### [DIRECTION]
Lines containing the word "unfold" are the ones to copy from the records below.

### [DATA PROVIDED]
++++++++
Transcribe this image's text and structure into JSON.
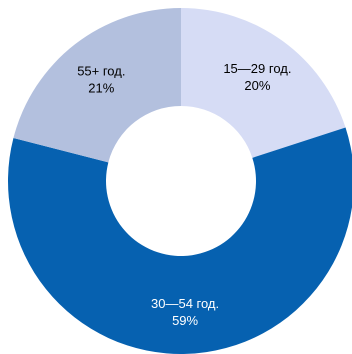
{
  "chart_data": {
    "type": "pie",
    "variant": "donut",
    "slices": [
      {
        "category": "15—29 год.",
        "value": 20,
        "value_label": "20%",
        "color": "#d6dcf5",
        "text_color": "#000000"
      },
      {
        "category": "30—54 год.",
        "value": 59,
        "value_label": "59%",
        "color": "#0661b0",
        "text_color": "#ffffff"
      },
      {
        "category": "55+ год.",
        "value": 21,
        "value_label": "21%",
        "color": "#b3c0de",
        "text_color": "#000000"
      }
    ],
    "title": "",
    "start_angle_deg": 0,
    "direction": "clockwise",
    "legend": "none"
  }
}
++++++++
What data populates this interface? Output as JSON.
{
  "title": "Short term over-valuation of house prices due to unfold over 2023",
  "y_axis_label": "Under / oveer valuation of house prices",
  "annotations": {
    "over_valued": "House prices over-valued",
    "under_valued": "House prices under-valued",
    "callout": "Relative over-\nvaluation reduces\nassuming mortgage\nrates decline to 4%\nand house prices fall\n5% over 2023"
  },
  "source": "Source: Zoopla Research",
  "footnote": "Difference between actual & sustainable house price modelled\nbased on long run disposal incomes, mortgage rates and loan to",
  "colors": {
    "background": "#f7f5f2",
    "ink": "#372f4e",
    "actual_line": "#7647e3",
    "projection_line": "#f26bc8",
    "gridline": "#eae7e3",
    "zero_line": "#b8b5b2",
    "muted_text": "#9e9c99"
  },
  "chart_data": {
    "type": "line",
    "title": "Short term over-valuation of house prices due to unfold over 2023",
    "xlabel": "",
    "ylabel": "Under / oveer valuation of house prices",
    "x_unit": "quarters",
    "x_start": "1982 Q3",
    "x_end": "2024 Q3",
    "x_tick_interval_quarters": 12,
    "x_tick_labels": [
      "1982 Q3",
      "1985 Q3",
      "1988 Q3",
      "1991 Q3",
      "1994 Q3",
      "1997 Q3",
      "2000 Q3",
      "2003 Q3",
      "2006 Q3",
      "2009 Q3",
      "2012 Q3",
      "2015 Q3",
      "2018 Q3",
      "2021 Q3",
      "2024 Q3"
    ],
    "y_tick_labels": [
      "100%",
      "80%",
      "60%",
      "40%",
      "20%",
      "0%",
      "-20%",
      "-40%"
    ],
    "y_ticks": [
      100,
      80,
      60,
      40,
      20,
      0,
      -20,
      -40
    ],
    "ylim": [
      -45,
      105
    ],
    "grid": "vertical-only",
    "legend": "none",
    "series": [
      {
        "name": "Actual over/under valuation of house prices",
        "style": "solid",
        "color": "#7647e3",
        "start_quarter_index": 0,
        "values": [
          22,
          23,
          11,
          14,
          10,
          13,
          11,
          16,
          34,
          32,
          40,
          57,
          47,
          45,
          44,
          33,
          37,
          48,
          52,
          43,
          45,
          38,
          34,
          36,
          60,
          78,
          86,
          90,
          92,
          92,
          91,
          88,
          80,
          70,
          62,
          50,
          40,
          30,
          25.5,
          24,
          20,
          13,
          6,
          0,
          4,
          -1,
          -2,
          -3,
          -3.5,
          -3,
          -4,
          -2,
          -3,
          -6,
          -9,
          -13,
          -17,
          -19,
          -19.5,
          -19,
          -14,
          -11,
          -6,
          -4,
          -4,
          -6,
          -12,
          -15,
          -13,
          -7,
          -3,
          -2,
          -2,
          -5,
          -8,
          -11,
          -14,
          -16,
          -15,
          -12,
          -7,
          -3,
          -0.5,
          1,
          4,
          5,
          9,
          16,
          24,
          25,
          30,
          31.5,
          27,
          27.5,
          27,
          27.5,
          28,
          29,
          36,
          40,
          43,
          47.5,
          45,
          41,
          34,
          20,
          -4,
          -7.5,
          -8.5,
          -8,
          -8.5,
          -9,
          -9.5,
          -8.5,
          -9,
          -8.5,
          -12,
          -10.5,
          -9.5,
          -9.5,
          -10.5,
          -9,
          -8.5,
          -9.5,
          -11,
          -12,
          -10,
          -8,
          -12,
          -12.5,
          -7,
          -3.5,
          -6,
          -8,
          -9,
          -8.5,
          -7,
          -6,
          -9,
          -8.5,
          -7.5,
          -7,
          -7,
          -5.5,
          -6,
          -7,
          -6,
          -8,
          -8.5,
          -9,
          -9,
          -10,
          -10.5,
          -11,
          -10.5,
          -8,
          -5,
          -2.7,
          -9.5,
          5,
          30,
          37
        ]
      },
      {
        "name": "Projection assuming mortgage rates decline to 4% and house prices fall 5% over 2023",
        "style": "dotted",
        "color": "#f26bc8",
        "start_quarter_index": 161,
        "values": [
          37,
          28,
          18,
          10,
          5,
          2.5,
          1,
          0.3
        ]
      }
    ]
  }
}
++++++++
### [PROBLEM SOLUTION]
  "title": "Short term over-valuation of house prices due to unfold over 2023",
    "title": "Short term over-valuation of house prices due to unfold over 2023",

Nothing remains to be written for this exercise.